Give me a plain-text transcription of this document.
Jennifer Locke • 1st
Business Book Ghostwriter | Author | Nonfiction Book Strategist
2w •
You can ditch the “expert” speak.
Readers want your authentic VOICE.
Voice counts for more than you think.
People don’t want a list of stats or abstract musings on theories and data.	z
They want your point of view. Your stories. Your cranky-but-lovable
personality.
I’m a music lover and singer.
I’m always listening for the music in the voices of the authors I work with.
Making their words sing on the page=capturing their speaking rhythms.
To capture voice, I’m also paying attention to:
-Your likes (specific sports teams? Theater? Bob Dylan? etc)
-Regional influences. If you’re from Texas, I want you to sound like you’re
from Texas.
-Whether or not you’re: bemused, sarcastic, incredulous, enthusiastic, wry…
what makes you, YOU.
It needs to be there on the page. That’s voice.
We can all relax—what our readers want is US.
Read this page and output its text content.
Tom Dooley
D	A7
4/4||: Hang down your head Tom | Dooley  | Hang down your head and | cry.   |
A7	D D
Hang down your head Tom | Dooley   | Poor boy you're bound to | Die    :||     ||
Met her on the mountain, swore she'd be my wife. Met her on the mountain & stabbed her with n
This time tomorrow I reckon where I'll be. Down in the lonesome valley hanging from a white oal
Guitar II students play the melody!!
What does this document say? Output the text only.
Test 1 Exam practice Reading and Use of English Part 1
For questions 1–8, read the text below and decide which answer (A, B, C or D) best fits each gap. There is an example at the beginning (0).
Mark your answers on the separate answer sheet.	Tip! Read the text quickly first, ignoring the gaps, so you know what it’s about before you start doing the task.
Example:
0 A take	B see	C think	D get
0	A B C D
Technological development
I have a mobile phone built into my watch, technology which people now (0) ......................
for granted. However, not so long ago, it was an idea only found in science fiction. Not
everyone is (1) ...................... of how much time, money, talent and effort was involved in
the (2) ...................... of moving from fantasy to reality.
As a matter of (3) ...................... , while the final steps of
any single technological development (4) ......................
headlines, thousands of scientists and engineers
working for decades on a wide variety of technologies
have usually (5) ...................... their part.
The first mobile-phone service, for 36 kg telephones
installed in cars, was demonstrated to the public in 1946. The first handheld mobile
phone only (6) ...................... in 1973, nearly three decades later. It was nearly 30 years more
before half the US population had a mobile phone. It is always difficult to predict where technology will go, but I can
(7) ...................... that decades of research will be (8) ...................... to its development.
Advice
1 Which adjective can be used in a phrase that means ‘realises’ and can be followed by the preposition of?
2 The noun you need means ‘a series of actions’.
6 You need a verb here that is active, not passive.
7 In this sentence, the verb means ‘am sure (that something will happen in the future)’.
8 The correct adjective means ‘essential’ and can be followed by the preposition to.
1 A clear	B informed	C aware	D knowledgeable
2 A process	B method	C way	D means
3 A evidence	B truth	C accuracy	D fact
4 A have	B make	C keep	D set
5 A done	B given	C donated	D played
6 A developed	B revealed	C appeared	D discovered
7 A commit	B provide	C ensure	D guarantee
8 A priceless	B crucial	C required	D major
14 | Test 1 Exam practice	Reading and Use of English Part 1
****************
▶ [WHAT IS BEING ASKED] Go through the listing and print each line exactly as it appears.

▶ [THE OUTPUT]
Give me a plain-text transcription of this document.
Jennifer Locke • 1st
Business Book Ghostwriter | Author | Nonfiction Book Strategist
2w •
You can ditch the “expert” speak.
Readers want your authentic VOICE.
Voice counts for more than you think.
People don’t want a list of stats or abstract musings on theories and data.	z
They want your point of view. Your stories. Your cranky-but-lovable
personality.
I’m a music lover and singer.
I’m always listening for the music in the voices of the authors I work with.
Making their words sing on the page=capturing their speaking rhythms.
To capture voice, I’m also paying attention to:
-Your likes (specific sports teams? Theater? Bob Dylan? etc)
-Regional influences. If you’re from Texas, I want you to sound like you’re
from Texas.
-Whether or not you’re: bemused, sarcastic, incredulous, enthusiastic, wry…
what makes you, YOU.
It needs to be there on the page. That’s voice.
We can all relax—what our readers want is US.
Read this page and output its text content.
Tom Dooley
D	A7
4/4||: Hang down your head Tom | Dooley  | Hang down your head and | cry.   |
A7	D D
Hang down your head Tom | Dooley   | Poor boy you're bound to | Die    :||     ||
Met her on the mountain, swore she'd be my wife. Met her on the mountain & stabbed her with n
This time tomorrow I reckon where I'll be. Down in the lonesome valley hanging from a white oal
Guitar II students play the melody!!
What does this document say? Output the text only.
Test 1 Exam practice Reading and Use of English Part 1
For questions 1–8, read the text below and decide which answer (A, B, C or D) best fits each gap. There is an example at the beginning (0).
Mark your answers on the separate answer sheet.	Tip! Read the text quickly first, ignoring the gaps, so you know what it’s about before you start doing the task.
Example:
0 A take	B see	C think	D get
0	A B C D
Technological development
I have a mobile phone built into my watch, technology which people now (0) ......................
for granted. However, not so long ago, it was an idea only found in science fiction. Not
everyone is (1) ...................... of how much time, money, talent and effort was involved in
the (2) ...................... of moving from fantasy to reality.
As a matter of (3) ...................... , while the final steps of
any single technological development (4) ......................
headlines, thousands of scientists and engineers
working for decades on a wide variety of technologies
have usually (5) ...................... their part.
The first mobile-phone service, for 36 kg telephones
installed in cars, was demonstrated to the public in 1946. The first handheld mobile
phone only (6) ...................... in 1973, nearly three decades later. It was nearly 30 years more
before half the US population had a mobile phone. It is always difficult to predict where technology will go, but I can
(7) ...................... that decades of research will be (8) ...................... to its development.
Advice
1 Which adjective can be used in a phrase that means ‘realises’ and can be followed by the preposition of?
2 The noun you need means ‘a series of actions’.
6 You need a verb here that is active, not passive.
7 In this sentence, the verb means ‘am sure (that something will happen in the future)’.
8 The correct adjective means ‘essential’ and can be followed by the preposition to.
1 A clear	B informed	C aware	D knowledgeable
2 A process	B method	C way	D means
3 A evidence	B truth	C accuracy	D fact
4 A have	B make	C keep	D set
5 A done	B given	C donated	D played
6 A developed	B revealed	C appeared	D discovered
7 A commit	B provide	C ensure	D guarantee
8 A priceless	B crucial	C required	D major
14 | Test 1 Exam practice	Reading and Use of English Part 1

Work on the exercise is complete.